Task brief |
Provide an exact copy of the data, excluding the images.

-- begin Data in this exercise --

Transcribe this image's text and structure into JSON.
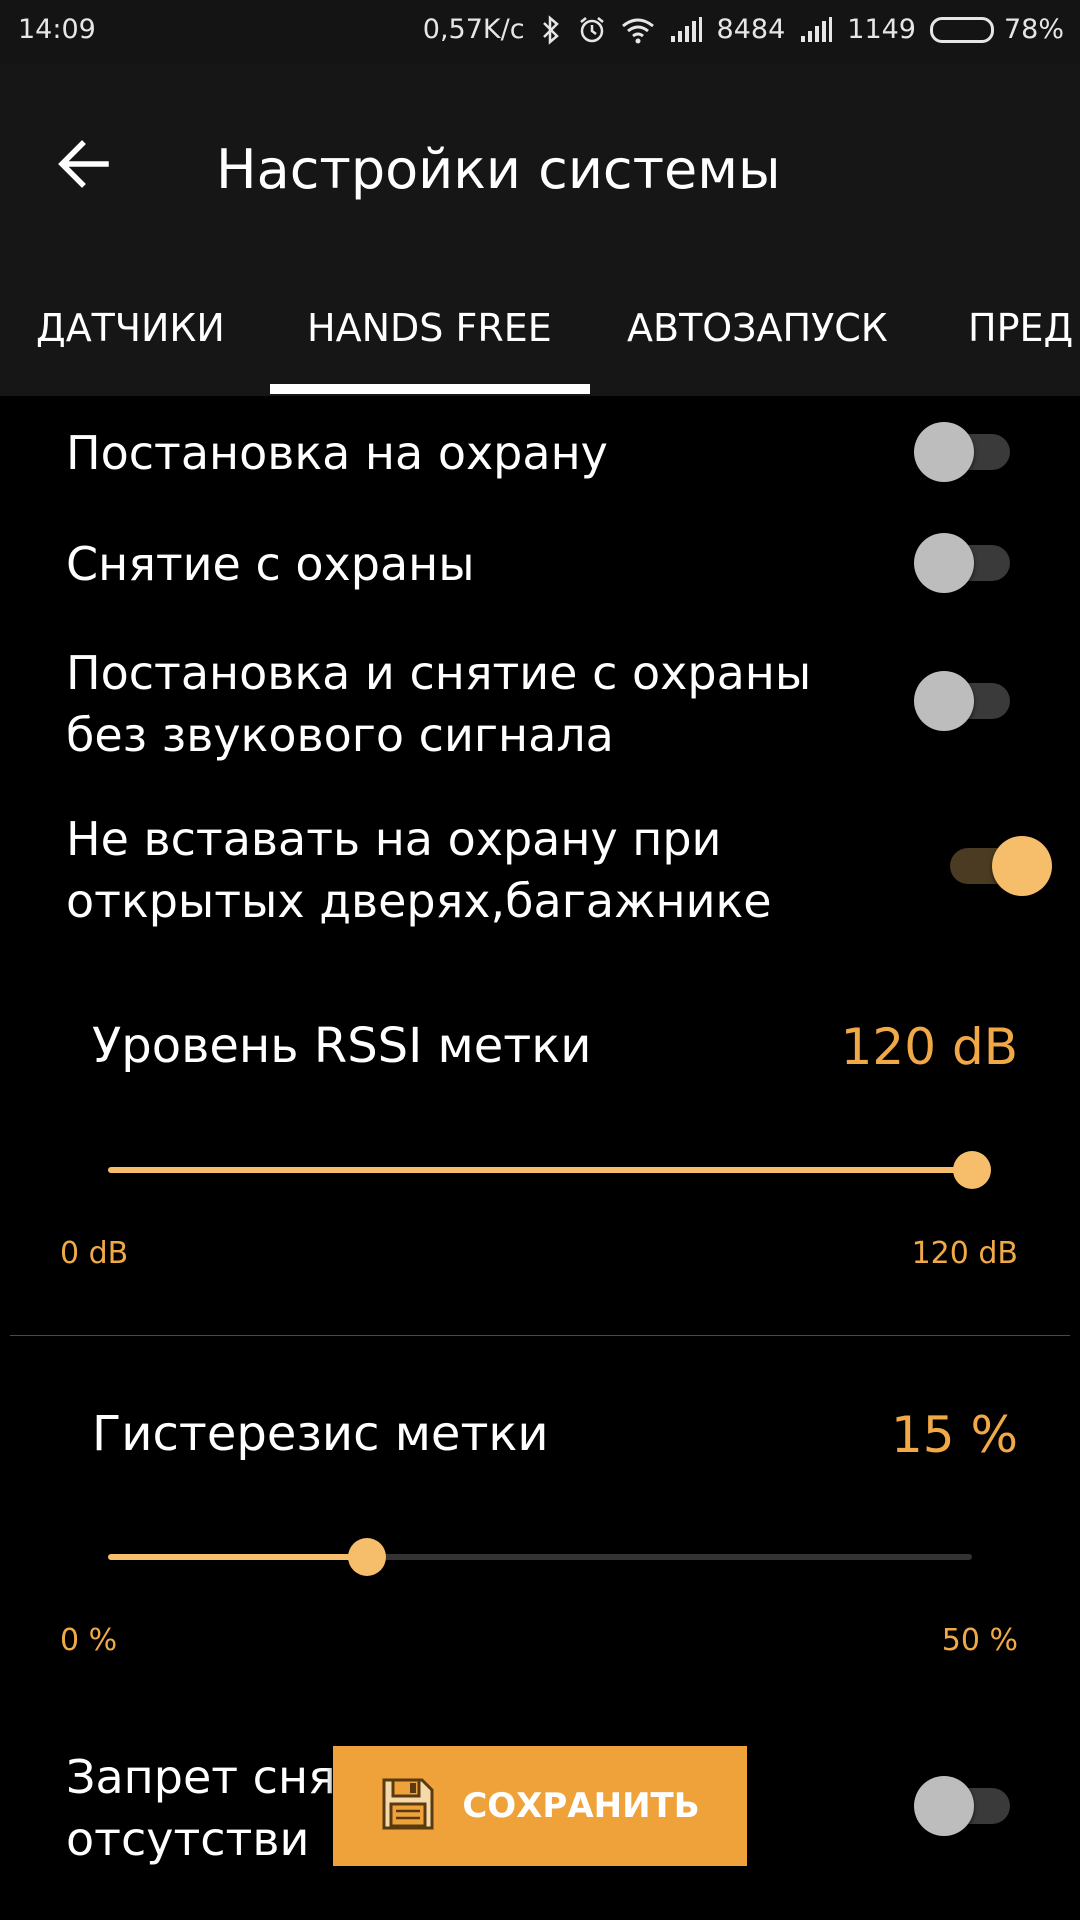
{
  "status_bar": {
    "time": "14:09",
    "speed": "0,57K/c",
    "sim1_value": "8484",
    "sim2_value": "1149",
    "battery": "78%",
    "battery_level": 0.78,
    "icons": [
      "bluetooth-icon",
      "alarm-icon",
      "wifi-icon",
      "signal-icon",
      "battery-icon"
    ]
  },
  "app_bar": {
    "title": "Настройки системы",
    "back_icon": "arrow-left-icon"
  },
  "tabs": [
    {
      "label": "ДАТЧИКИ",
      "selected": false
    },
    {
      "label": "HANDS FREE",
      "selected": true
    },
    {
      "label": "АВТОЗАПУСК",
      "selected": false
    },
    {
      "label": "ПРЕД",
      "selected": false
    }
  ],
  "settings": {
    "arm": {
      "label": "Постановка на охрану",
      "enabled": false
    },
    "disarm": {
      "label": "Снятие с охраны",
      "enabled": false
    },
    "silent": {
      "label": "Постановка и снятие с охраны без звукового сигнала",
      "enabled": false
    },
    "no_arm_doors": {
      "label": "Не вставать на охрану при открытых дверях,багажнике",
      "enabled": true
    },
    "disarm_ban": {
      "label": "Запрет снятия с охраны при отсутствии",
      "visible_label": "Запрет сня               и",
      "visible_label_line2": "отсутстви",
      "enabled": false
    }
  },
  "rssi": {
    "title": "Уровень RSSI метки",
    "value_text": "120 dB",
    "min_label": "0 dB",
    "max_label": "120 dB",
    "value": 120,
    "min": 0,
    "max": 120
  },
  "hysteresis": {
    "title": "Гистерезис метки",
    "value_text": "15  %",
    "min_label": "0  %",
    "max_label": "50  %",
    "value": 15,
    "min": 0,
    "max": 50
  },
  "save_button": {
    "label": "СОХРАНИТЬ",
    "icon": "floppy-disk-icon"
  },
  "colors": {
    "accent": "#f0a946",
    "accent_light": "#f6bd6a",
    "button": "#f0a23a",
    "background": "#000000",
    "bar": "#161616"
  }
}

-- end Data in this exercise --

Finished answer |
Transcribe this image's text and structure into JSON.
{
  "status_bar": {
    "time": "14:09",
    "speed": "0,57K/c",
    "sim1_value": "8484",
    "sim2_value": "1149",
    "battery": "78%",
    "battery_level": 0.78,
    "icons": [
      "bluetooth-icon",
      "alarm-icon",
      "wifi-icon",
      "signal-icon",
      "battery-icon"
    ]
  },
  "app_bar": {
    "title": "Настройки системы",
    "back_icon": "arrow-left-icon"
  },
  "tabs": [
    {
      "label": "ДАТЧИКИ",
      "selected": false
    },
    {
      "label": "HANDS FREE",
      "selected": true
    },
    {
      "label": "АВТОЗАПУСК",
      "selected": false
    },
    {
      "label": "ПРЕД",
      "selected": false
    }
  ],
  "settings": {
    "arm": {
      "label": "Постановка на охрану",
      "enabled": false
    },
    "disarm": {
      "label": "Снятие с охраны",
      "enabled": false
    },
    "silent": {
      "label": "Постановка и снятие с охраны без звукового сигнала",
      "enabled": false
    },
    "no_arm_doors": {
      "label": "Не вставать на охрану при открытых дверях,багажнике",
      "enabled": true
    },
    "disarm_ban": {
      "label": "Запрет снятия с охраны при отсутствии",
      "visible_label": "Запрет сня               и",
      "visible_label_line2": "отсутстви",
      "enabled": false
    }
  },
  "rssi": {
    "title": "Уровень RSSI метки",
    "value_text": "120 dB",
    "min_label": "0 dB",
    "max_label": "120 dB",
    "value": 120,
    "min": 0,
    "max": 120
  },
  "hysteresis": {
    "title": "Гистерезис метки",
    "value_text": "15  %",
    "min_label": "0  %",
    "max_label": "50  %",
    "value": 15,
    "min": 0,
    "max": 50
  },
  "save_button": {
    "label": "СОХРАНИТЬ",
    "icon": "floppy-disk-icon"
  },
  "colors": {
    "accent": "#f0a946",
    "accent_light": "#f6bd6a",
    "button": "#f0a23a",
    "background": "#000000",
    "bar": "#161616"
  }
}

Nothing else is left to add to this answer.